| AIM |
Go through each line of the records below and count those with the word "face"; give only the total.

| PROVIDED DATA |
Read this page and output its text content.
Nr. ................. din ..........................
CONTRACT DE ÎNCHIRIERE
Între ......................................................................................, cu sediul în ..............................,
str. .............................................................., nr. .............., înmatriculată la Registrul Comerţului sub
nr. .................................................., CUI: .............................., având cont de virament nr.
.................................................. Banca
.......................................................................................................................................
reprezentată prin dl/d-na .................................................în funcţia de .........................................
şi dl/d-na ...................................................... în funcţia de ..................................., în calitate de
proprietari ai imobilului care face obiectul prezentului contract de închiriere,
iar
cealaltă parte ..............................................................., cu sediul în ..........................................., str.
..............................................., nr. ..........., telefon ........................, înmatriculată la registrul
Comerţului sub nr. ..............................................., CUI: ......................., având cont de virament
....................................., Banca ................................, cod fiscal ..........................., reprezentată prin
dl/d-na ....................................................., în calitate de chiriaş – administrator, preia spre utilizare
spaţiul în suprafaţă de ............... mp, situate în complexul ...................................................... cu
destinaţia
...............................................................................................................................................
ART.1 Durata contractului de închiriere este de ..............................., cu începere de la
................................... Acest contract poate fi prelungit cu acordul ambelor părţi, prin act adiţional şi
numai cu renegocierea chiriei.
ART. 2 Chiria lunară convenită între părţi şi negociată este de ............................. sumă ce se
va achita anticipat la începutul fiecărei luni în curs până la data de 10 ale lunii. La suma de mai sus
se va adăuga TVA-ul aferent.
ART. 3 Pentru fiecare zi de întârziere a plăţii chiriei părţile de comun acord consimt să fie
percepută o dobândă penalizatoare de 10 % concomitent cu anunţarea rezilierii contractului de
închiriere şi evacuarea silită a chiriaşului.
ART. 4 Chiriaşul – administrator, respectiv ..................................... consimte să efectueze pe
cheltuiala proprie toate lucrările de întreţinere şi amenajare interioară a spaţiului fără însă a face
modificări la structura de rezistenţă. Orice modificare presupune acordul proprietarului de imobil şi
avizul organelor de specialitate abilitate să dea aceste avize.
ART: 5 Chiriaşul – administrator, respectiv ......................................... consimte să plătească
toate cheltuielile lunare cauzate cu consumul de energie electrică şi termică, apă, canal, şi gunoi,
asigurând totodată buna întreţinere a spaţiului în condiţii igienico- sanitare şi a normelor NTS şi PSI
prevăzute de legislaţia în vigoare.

...

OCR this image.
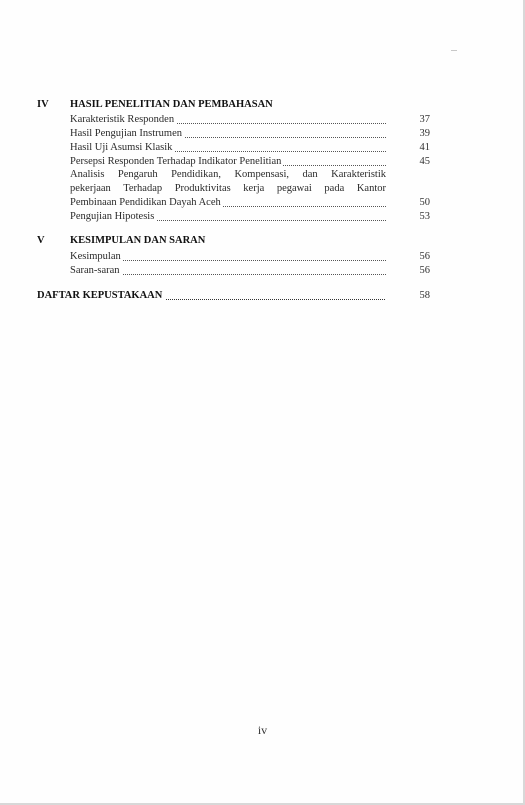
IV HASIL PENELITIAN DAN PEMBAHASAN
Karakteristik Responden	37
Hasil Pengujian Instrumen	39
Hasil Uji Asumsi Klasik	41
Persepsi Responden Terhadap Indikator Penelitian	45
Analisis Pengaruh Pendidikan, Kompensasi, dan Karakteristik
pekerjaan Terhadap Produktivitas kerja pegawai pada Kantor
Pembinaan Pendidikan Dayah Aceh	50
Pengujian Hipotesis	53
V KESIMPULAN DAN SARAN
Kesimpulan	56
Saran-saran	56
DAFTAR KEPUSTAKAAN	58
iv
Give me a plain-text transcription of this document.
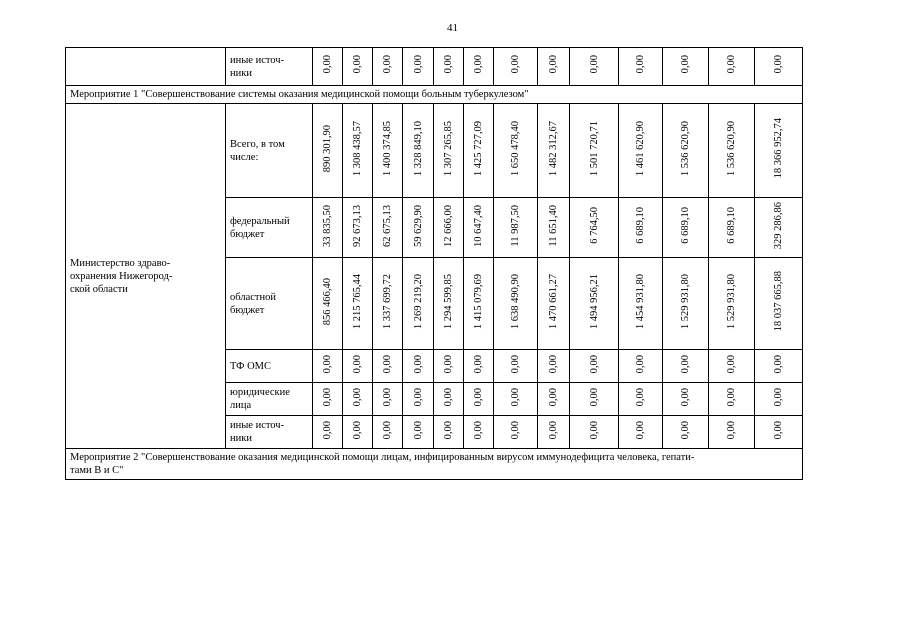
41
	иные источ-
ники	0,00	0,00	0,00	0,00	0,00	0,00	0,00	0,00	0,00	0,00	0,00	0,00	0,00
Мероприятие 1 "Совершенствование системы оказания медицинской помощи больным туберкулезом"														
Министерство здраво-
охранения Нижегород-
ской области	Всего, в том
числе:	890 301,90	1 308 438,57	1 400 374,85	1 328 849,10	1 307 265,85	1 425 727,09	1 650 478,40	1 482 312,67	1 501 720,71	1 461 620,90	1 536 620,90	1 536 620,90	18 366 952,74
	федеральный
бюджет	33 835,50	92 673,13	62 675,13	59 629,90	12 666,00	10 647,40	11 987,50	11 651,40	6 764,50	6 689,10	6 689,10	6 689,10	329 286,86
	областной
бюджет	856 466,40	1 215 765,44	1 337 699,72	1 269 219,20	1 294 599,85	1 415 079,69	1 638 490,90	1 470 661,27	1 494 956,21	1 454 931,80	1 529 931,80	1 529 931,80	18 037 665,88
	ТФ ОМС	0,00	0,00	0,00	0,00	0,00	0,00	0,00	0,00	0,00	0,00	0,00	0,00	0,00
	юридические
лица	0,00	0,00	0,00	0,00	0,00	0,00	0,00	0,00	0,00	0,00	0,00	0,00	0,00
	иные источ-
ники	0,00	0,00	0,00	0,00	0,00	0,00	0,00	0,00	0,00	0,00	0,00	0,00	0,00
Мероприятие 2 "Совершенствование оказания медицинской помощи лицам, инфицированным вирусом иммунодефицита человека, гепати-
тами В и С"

| WRITTEN RESPONSE |
2